Will you quote only the lines starting at the one that contains "Serialize everything readable" and ending with the last line of the listing below, inclusive?

Records from a data collection
# # #

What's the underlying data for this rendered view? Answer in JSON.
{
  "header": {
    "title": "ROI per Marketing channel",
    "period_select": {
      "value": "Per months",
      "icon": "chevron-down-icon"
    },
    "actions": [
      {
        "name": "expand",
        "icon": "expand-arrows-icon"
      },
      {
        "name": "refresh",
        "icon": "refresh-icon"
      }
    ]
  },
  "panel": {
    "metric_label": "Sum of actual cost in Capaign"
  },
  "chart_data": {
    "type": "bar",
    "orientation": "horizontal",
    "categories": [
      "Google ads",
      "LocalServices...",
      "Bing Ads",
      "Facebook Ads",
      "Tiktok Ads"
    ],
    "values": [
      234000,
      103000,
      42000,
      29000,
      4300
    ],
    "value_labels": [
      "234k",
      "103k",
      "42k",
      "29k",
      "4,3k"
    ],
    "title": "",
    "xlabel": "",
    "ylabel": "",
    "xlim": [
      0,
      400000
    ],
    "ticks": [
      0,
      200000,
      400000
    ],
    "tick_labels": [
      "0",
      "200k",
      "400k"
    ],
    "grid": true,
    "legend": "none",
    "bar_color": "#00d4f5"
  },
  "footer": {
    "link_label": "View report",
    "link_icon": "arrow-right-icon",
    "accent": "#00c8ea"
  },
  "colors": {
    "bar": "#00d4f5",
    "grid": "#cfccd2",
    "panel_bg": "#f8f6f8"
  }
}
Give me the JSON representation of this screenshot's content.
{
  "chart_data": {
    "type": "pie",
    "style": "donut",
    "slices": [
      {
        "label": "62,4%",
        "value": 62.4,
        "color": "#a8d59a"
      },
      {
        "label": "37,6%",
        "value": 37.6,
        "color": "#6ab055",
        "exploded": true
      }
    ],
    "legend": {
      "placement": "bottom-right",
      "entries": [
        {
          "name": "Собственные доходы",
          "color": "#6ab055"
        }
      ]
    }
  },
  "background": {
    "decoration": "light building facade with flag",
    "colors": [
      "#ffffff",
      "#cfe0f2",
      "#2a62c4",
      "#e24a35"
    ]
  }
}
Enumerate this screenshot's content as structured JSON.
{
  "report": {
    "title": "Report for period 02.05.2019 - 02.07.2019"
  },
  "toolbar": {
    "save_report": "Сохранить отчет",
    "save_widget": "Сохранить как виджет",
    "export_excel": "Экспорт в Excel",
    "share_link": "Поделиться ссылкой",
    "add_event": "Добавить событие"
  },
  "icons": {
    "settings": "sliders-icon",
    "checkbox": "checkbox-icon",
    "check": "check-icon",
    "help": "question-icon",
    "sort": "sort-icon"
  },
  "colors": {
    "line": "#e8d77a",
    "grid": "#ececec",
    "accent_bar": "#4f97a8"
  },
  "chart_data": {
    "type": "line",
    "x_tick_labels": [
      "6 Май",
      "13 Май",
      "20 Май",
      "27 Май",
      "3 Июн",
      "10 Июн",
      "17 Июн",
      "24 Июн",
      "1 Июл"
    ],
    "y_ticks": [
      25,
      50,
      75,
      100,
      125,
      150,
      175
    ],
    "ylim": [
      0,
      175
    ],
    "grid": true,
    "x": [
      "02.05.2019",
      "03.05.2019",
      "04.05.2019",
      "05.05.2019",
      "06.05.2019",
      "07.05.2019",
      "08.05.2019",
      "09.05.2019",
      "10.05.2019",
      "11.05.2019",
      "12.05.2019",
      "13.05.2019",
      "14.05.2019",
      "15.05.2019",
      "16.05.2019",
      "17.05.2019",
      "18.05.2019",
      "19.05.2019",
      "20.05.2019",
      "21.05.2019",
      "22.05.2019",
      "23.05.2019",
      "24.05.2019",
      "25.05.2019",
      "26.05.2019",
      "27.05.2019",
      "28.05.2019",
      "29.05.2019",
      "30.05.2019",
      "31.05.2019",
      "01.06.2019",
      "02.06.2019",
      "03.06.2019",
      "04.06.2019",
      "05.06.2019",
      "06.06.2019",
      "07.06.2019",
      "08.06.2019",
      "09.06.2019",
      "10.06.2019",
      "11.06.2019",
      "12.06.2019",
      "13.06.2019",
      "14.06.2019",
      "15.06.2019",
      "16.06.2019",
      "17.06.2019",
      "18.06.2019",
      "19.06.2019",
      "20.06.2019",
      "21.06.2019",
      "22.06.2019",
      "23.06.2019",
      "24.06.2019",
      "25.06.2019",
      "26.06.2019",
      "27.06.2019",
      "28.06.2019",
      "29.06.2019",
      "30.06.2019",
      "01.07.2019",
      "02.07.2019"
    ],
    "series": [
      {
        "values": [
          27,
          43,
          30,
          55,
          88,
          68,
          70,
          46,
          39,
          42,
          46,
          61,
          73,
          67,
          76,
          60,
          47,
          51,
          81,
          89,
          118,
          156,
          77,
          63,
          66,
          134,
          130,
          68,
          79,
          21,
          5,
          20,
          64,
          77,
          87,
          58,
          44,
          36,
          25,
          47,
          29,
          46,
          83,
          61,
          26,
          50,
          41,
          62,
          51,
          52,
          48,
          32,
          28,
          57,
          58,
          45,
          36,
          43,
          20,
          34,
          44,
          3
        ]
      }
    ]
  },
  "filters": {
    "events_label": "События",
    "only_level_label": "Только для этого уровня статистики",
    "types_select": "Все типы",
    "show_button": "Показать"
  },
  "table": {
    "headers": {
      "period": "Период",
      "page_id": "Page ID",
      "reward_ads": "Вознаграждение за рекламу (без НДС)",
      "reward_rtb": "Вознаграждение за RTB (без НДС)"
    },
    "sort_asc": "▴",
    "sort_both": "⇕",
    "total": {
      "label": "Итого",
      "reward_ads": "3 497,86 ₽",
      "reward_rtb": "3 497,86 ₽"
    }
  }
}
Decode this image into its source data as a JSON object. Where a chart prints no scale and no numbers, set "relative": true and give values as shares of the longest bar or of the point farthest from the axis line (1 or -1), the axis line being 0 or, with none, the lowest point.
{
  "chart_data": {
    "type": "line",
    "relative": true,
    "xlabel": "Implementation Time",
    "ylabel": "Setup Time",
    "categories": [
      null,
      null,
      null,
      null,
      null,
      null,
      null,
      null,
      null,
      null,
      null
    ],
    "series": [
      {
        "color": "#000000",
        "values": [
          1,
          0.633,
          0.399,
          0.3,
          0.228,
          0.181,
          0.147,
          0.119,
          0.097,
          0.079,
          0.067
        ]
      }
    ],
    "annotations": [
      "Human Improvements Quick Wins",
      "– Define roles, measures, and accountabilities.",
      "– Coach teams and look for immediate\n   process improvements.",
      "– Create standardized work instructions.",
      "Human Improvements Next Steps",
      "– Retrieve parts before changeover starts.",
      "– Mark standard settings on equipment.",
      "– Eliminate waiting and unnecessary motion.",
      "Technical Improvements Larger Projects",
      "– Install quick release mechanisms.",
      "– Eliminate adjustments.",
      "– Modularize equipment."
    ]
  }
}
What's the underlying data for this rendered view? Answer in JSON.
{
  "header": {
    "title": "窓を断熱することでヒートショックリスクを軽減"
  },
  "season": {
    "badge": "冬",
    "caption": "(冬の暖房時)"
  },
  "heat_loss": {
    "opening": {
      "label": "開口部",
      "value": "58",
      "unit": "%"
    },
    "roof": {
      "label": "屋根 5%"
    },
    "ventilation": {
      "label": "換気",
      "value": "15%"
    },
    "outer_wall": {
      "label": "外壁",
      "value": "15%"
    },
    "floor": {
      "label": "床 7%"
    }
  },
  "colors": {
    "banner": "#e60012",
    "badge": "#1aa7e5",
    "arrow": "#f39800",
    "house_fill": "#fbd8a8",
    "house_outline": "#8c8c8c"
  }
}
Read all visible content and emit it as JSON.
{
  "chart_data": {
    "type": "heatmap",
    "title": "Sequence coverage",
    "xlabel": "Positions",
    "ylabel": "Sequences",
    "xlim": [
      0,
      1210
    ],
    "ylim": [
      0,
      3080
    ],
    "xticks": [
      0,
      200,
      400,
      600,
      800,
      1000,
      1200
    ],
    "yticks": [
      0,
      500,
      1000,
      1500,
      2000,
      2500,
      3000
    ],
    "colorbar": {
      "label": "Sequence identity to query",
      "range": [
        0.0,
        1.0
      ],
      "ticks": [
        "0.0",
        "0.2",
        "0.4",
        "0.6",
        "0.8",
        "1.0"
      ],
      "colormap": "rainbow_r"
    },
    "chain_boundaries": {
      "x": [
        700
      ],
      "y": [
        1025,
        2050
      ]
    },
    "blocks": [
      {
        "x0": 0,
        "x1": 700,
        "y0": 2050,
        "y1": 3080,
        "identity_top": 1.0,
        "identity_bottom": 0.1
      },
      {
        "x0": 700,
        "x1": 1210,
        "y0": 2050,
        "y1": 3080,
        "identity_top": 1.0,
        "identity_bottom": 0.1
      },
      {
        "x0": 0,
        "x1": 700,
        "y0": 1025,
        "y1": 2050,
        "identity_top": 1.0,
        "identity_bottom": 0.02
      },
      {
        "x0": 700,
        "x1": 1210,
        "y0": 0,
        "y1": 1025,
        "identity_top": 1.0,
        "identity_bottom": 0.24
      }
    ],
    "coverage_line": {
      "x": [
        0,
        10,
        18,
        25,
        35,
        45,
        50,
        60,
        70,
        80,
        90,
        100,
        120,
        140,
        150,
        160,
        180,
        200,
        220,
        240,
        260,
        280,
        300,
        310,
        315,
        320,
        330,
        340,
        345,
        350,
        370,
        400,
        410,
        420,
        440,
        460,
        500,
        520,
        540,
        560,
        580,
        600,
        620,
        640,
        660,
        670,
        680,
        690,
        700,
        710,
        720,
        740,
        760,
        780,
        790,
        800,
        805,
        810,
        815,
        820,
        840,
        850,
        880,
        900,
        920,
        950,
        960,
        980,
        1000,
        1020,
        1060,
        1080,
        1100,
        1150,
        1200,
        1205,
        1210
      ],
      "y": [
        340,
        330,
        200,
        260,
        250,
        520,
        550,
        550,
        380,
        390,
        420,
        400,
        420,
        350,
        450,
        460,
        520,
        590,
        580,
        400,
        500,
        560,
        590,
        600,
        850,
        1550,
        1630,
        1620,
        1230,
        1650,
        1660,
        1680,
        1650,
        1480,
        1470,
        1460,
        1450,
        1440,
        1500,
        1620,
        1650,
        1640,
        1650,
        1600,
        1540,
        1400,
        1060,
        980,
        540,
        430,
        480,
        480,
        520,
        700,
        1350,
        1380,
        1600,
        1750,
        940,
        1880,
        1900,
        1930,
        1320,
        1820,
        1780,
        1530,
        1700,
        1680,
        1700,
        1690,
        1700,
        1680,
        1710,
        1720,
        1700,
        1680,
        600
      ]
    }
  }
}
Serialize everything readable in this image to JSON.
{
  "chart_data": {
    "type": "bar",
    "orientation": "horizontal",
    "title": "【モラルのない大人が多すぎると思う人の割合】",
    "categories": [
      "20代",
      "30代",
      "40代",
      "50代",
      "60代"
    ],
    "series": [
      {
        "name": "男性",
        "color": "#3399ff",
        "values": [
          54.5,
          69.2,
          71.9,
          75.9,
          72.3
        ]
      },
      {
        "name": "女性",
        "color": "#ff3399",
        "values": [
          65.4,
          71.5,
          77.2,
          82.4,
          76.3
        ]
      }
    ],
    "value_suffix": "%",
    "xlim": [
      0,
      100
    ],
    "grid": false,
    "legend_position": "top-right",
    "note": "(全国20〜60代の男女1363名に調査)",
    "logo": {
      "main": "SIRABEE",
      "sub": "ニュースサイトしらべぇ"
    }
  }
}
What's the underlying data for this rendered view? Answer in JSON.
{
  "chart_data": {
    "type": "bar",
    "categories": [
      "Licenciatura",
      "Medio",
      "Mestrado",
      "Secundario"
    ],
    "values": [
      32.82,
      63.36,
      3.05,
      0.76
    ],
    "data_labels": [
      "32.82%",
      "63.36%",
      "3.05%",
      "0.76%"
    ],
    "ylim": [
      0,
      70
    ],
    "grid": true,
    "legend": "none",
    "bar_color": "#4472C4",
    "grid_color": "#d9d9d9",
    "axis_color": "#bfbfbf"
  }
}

# # #

Final result
Serialize everything readable in this image to JSON.
{
  "chart_data": {
    "type": "bar",
    "orientation": "horizontal",
    "title": "【モラルのない大人が多すぎると思う人の割合】",
    "categories": [
      "20代",
      "30代",
      "40代",
      "50代",
      "60代"
    ],
    "series": [
      {
        "name": "男性",
        "color": "#3399ff",
        "values": [
          54.5,
          69.2,
          71.9,
          75.9,
          72.3
        ]
      },
      {
        "name": "女性",
        "color": "#ff3399",
        "values": [
          65.4,
          71.5,
          77.2,
          82.4,
          76.3
        ]
      }
    ],
    "value_suffix": "%",
    "xlim": [
      0,
      100
    ],
    "grid": false,
    "legend_position": "top-right",
    "note": "(全国20〜60代の男女1363名に調査)",
    "logo": {
      "main": "SIRABEE",
      "sub": "ニュースサイトしらべぇ"
    }
  }
}
What's the underlying data for this rendered view? Answer in JSON.
{
  "chart_data": {
    "type": "bar",
    "categories": [
      "Licenciatura",
      "Medio",
      "Mestrado",
      "Secundario"
    ],
    "values": [
      32.82,
      63.36,
      3.05,
      0.76
    ],
    "data_labels": [
      "32.82%",
      "63.36%",
      "3.05%",
      "0.76%"
    ],
    "ylim": [
      0,
      70
    ],
    "grid": true,
    "legend": "none",
    "bar_color": "#4472C4",
    "grid_color": "#d9d9d9",
    "axis_color": "#bfbfbf"
  }
}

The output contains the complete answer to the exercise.